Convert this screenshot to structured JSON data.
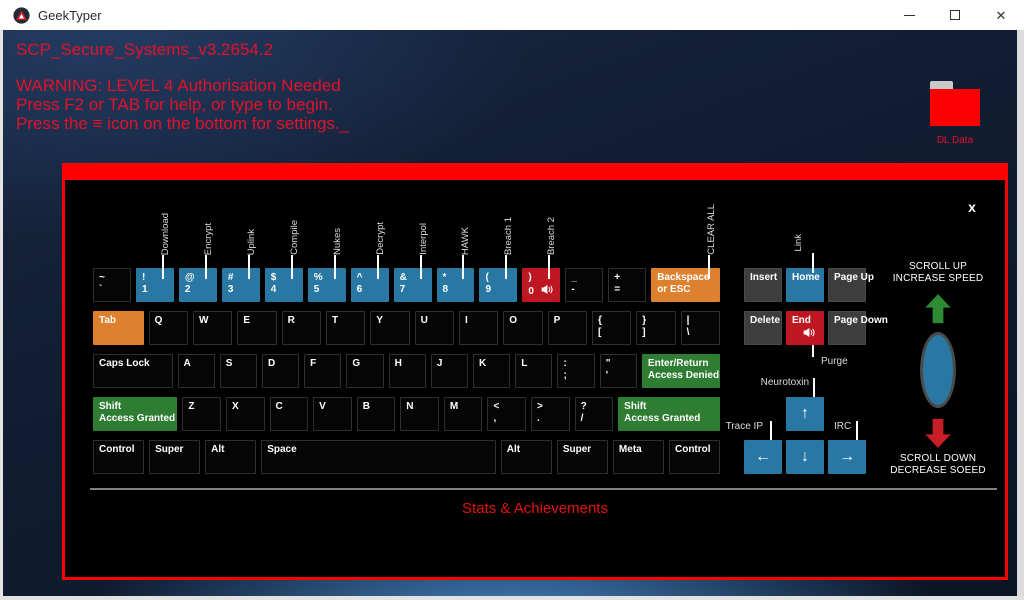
{
  "window": {
    "title": "GeekTyper"
  },
  "screen": {
    "header": "SCP_Secure_Systems_v3.2654.2",
    "warning_lines": [
      "WARNING: LEVEL 4 Authorisation Needed",
      "Press F2 or TAB for help, or type to begin.",
      "Press the ≡ icon on the bottom for settings._"
    ],
    "folder_label": "DL Data"
  },
  "colors": {
    "accent_red": "#ff0000",
    "key_blue": "#2878a3",
    "key_red": "#bf1722",
    "key_orange": "#dd812e",
    "key_green": "#2e7d32",
    "text_red": "#e3112a"
  },
  "overlay": {
    "close_label": "x",
    "stats_title": "Stats & Achievements",
    "scroll": {
      "up_line1": "SCROLL UP",
      "up_line2": "INCREASE SPEED",
      "down_line1": "SCROLL DOWN",
      "down_line2": "DECREASE SOEED"
    },
    "nav_labels": {
      "link": "Link",
      "purge": "Purge",
      "neurotoxin": "Neurotoxin",
      "trace_ip": "Trace IP",
      "irc": "IRC"
    },
    "keyboard": {
      "rows": [
        {
          "keys": [
            {
              "top": "~",
              "bottom": "`",
              "w": 1
            },
            {
              "top": "!",
              "bottom": "1",
              "w": 1,
              "color": "blue",
              "tag": "Download"
            },
            {
              "top": "@",
              "bottom": "2",
              "w": 1,
              "color": "blue",
              "tag": "Encrypt"
            },
            {
              "top": "#",
              "bottom": "3",
              "w": 1,
              "color": "blue",
              "tag": "Uplink"
            },
            {
              "top": "$",
              "bottom": "4",
              "w": 1,
              "color": "blue",
              "tag": "Compile"
            },
            {
              "top": "%",
              "bottom": "5",
              "w": 1,
              "color": "blue",
              "tag": "Nukes"
            },
            {
              "top": "^",
              "bottom": "6",
              "w": 1,
              "color": "blue",
              "tag": "Decrypt"
            },
            {
              "top": "&",
              "bottom": "7",
              "w": 1,
              "color": "blue",
              "tag": "Interpol"
            },
            {
              "top": "*",
              "bottom": "8",
              "w": 1,
              "color": "blue",
              "tag": "HAWK"
            },
            {
              "top": "(",
              "bottom": "9",
              "w": 1,
              "color": "blue",
              "tag": "Breach 1"
            },
            {
              "top": ")",
              "bottom": "0",
              "w": 1,
              "color": "red",
              "tag": "Breach 2",
              "speaker": true
            },
            {
              "top": "_",
              "bottom": "-",
              "w": 1
            },
            {
              "top": "+",
              "bottom": "=",
              "w": 1
            },
            {
              "top": "Backspace",
              "bottom": "or ESC",
              "w": 2,
              "color": "orange",
              "tag": "CLEAR ALL"
            }
          ]
        },
        {
          "keys": [
            {
              "top": "Tab",
              "w": 1.35,
              "color": "orange"
            },
            {
              "top": "Q",
              "w": 1
            },
            {
              "top": "W",
              "w": 1
            },
            {
              "top": "E",
              "w": 1
            },
            {
              "top": "R",
              "w": 1
            },
            {
              "top": "T",
              "w": 1
            },
            {
              "top": "Y",
              "w": 1
            },
            {
              "top": "U",
              "w": 1
            },
            {
              "top": "I",
              "w": 1
            },
            {
              "top": "O",
              "w": 1
            },
            {
              "top": "P",
              "w": 1
            },
            {
              "top": "{",
              "bottom": "[",
              "w": 1
            },
            {
              "top": "}",
              "bottom": "]",
              "w": 1
            },
            {
              "top": "|",
              "bottom": "\\",
              "w": 1
            }
          ]
        },
        {
          "keys": [
            {
              "top": "Caps Lock",
              "w": 2.4
            },
            {
              "top": "A",
              "w": 1
            },
            {
              "top": "S",
              "w": 1
            },
            {
              "top": "D",
              "w": 1
            },
            {
              "top": "F",
              "w": 1
            },
            {
              "top": "G",
              "w": 1
            },
            {
              "top": "H",
              "w": 1
            },
            {
              "top": "J",
              "w": 1
            },
            {
              "top": "K",
              "w": 1
            },
            {
              "top": "L",
              "w": 1
            },
            {
              "top": ":",
              "bottom": ";",
              "w": 1
            },
            {
              "top": "\"",
              "bottom": "'",
              "w": 1
            },
            {
              "top": "Enter/Return",
              "bottom": "Access Denied",
              "w": 2.05,
              "color": "green"
            }
          ]
        },
        {
          "keys": [
            {
              "top": "Shift",
              "bottom": "Access Granted",
              "w": 2.45,
              "color": "green"
            },
            {
              "top": "Z",
              "w": 1
            },
            {
              "top": "X",
              "w": 1
            },
            {
              "top": "C",
              "w": 1
            },
            {
              "top": "V",
              "w": 1
            },
            {
              "top": "B",
              "w": 1
            },
            {
              "top": "N",
              "w": 1
            },
            {
              "top": "M",
              "w": 1
            },
            {
              "top": "<",
              "bottom": ",",
              "w": 1
            },
            {
              "top": ">",
              "bottom": ".",
              "w": 1
            },
            {
              "top": "?",
              "bottom": "/",
              "w": 1
            },
            {
              "top": "Shift",
              "bottom": "Access Granted",
              "w": 3.0,
              "color": "green"
            }
          ]
        },
        {
          "keys": [
            {
              "top": "Control",
              "w": 1.2
            },
            {
              "top": "Super",
              "w": 1.2
            },
            {
              "top": "Alt",
              "w": 1.2
            },
            {
              "top": "Space",
              "w": 6.2
            },
            {
              "top": "Alt",
              "w": 1.2
            },
            {
              "top": "Super",
              "w": 1.2
            },
            {
              "top": "Meta",
              "w": 1.2
            },
            {
              "top": "Control",
              "w": 1.2
            }
          ]
        }
      ],
      "nav_rows": [
        [
          {
            "label": "Insert",
            "color": "gray"
          },
          {
            "label": "Home",
            "color": "blue"
          },
          {
            "label": "Page Up",
            "color": "gray"
          }
        ],
        [
          {
            "label": "Delete",
            "color": "gray"
          },
          {
            "label": "End",
            "color": "red",
            "speaker": true
          },
          {
            "label": "Page Down",
            "color": "gray"
          }
        ]
      ],
      "arrow_keys": [
        {
          "glyph": "↑",
          "name": "up",
          "col": 2,
          "row": 1,
          "color": "blue"
        },
        {
          "glyph": "←",
          "name": "left",
          "col": 1,
          "row": 2,
          "color": "blue"
        },
        {
          "glyph": "↓",
          "name": "down",
          "col": 2,
          "row": 2,
          "color": "blue"
        },
        {
          "glyph": "→",
          "name": "right",
          "col": 3,
          "row": 2,
          "color": "blue"
        }
      ]
    }
  }
}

---------------

■ EXERCISE REQUIREMENTS ■
Copy out the whole listing exactly, and don't carry over any pictures.

■ REPLY TO THE TASK ■
Convert this screenshot to structured JSON data.
{
  "window": {
    "title": "GeekTyper"
  },
  "screen": {
    "header": "SCP_Secure_Systems_v3.2654.2",
    "warning_lines": [
      "WARNING: LEVEL 4 Authorisation Needed",
      "Press F2 or TAB for help, or type to begin.",
      "Press the ≡ icon on the bottom for settings._"
    ],
    "folder_label": "DL Data"
  },
  "colors": {
    "accent_red": "#ff0000",
    "key_blue": "#2878a3",
    "key_red": "#bf1722",
    "key_orange": "#dd812e",
    "key_green": "#2e7d32",
    "text_red": "#e3112a"
  },
  "overlay": {
    "close_label": "x",
    "stats_title": "Stats & Achievements",
    "scroll": {
      "up_line1": "SCROLL UP",
      "up_line2": "INCREASE SPEED",
      "down_line1": "SCROLL DOWN",
      "down_line2": "DECREASE SOEED"
    },
    "nav_labels": {
      "link": "Link",
      "purge": "Purge",
      "neurotoxin": "Neurotoxin",
      "trace_ip": "Trace IP",
      "irc": "IRC"
    },
    "keyboard": {
      "rows": [
        {
          "keys": [
            {
              "top": "~",
              "bottom": "`",
              "w": 1
            },
            {
              "top": "!",
              "bottom": "1",
              "w": 1,
              "color": "blue",
              "tag": "Download"
            },
            {
              "top": "@",
              "bottom": "2",
              "w": 1,
              "color": "blue",
              "tag": "Encrypt"
            },
            {
              "top": "#",
              "bottom": "3",
              "w": 1,
              "color": "blue",
              "tag": "Uplink"
            },
            {
              "top": "$",
              "bottom": "4",
              "w": 1,
              "color": "blue",
              "tag": "Compile"
            },
            {
              "top": "%",
              "bottom": "5",
              "w": 1,
              "color": "blue",
              "tag": "Nukes"
            },
            {
              "top": "^",
              "bottom": "6",
              "w": 1,
              "color": "blue",
              "tag": "Decrypt"
            },
            {
              "top": "&",
              "bottom": "7",
              "w": 1,
              "color": "blue",
              "tag": "Interpol"
            },
            {
              "top": "*",
              "bottom": "8",
              "w": 1,
              "color": "blue",
              "tag": "HAWK"
            },
            {
              "top": "(",
              "bottom": "9",
              "w": 1,
              "color": "blue",
              "tag": "Breach 1"
            },
            {
              "top": ")",
              "bottom": "0",
              "w": 1,
              "color": "red",
              "tag": "Breach 2",
              "speaker": true
            },
            {
              "top": "_",
              "bottom": "-",
              "w": 1
            },
            {
              "top": "+",
              "bottom": "=",
              "w": 1
            },
            {
              "top": "Backspace",
              "bottom": "or ESC",
              "w": 2,
              "color": "orange",
              "tag": "CLEAR ALL"
            }
          ]
        },
        {
          "keys": [
            {
              "top": "Tab",
              "w": 1.35,
              "color": "orange"
            },
            {
              "top": "Q",
              "w": 1
            },
            {
              "top": "W",
              "w": 1
            },
            {
              "top": "E",
              "w": 1
            },
            {
              "top": "R",
              "w": 1
            },
            {
              "top": "T",
              "w": 1
            },
            {
              "top": "Y",
              "w": 1
            },
            {
              "top": "U",
              "w": 1
            },
            {
              "top": "I",
              "w": 1
            },
            {
              "top": "O",
              "w": 1
            },
            {
              "top": "P",
              "w": 1
            },
            {
              "top": "{",
              "bottom": "[",
              "w": 1
            },
            {
              "top": "}",
              "bottom": "]",
              "w": 1
            },
            {
              "top": "|",
              "bottom": "\\",
              "w": 1
            }
          ]
        },
        {
          "keys": [
            {
              "top": "Caps Lock",
              "w": 2.4
            },
            {
              "top": "A",
              "w": 1
            },
            {
              "top": "S",
              "w": 1
            },
            {
              "top": "D",
              "w": 1
            },
            {
              "top": "F",
              "w": 1
            },
            {
              "top": "G",
              "w": 1
            },
            {
              "top": "H",
              "w": 1
            },
            {
              "top": "J",
              "w": 1
            },
            {
              "top": "K",
              "w": 1
            },
            {
              "top": "L",
              "w": 1
            },
            {
              "top": ":",
              "bottom": ";",
              "w": 1
            },
            {
              "top": "\"",
              "bottom": "'",
              "w": 1
            },
            {
              "top": "Enter/Return",
              "bottom": "Access Denied",
              "w": 2.05,
              "color": "green"
            }
          ]
        },
        {
          "keys": [
            {
              "top": "Shift",
              "bottom": "Access Granted",
              "w": 2.45,
              "color": "green"
            },
            {
              "top": "Z",
              "w": 1
            },
            {
              "top": "X",
              "w": 1
            },
            {
              "top": "C",
              "w": 1
            },
            {
              "top": "V",
              "w": 1
            },
            {
              "top": "B",
              "w": 1
            },
            {
              "top": "N",
              "w": 1
            },
            {
              "top": "M",
              "w": 1
            },
            {
              "top": "<",
              "bottom": ",",
              "w": 1
            },
            {
              "top": ">",
              "bottom": ".",
              "w": 1
            },
            {
              "top": "?",
              "bottom": "/",
              "w": 1
            },
            {
              "top": "Shift",
              "bottom": "Access Granted",
              "w": 3.0,
              "color": "green"
            }
          ]
        },
        {
          "keys": [
            {
              "top": "Control",
              "w": 1.2
            },
            {
              "top": "Super",
              "w": 1.2
            },
            {
              "top": "Alt",
              "w": 1.2
            },
            {
              "top": "Space",
              "w": 6.2
            },
            {
              "top": "Alt",
              "w": 1.2
            },
            {
              "top": "Super",
              "w": 1.2
            },
            {
              "top": "Meta",
              "w": 1.2
            },
            {
              "top": "Control",
              "w": 1.2
            }
          ]
        }
      ],
      "nav_rows": [
        [
          {
            "label": "Insert",
            "color": "gray"
          },
          {
            "label": "Home",
            "color": "blue"
          },
          {
            "label": "Page Up",
            "color": "gray"
          }
        ],
        [
          {
            "label": "Delete",
            "color": "gray"
          },
          {
            "label": "End",
            "color": "red",
            "speaker": true
          },
          {
            "label": "Page Down",
            "color": "gray"
          }
        ]
      ],
      "arrow_keys": [
        {
          "glyph": "↑",
          "name": "up",
          "col": 2,
          "row": 1,
          "color": "blue"
        },
        {
          "glyph": "←",
          "name": "left",
          "col": 1,
          "row": 2,
          "color": "blue"
        },
        {
          "glyph": "↓",
          "name": "down",
          "col": 2,
          "row": 2,
          "color": "blue"
        },
        {
          "glyph": "→",
          "name": "right",
          "col": 3,
          "row": 2,
          "color": "blue"
        }
      ]
    }
  }
}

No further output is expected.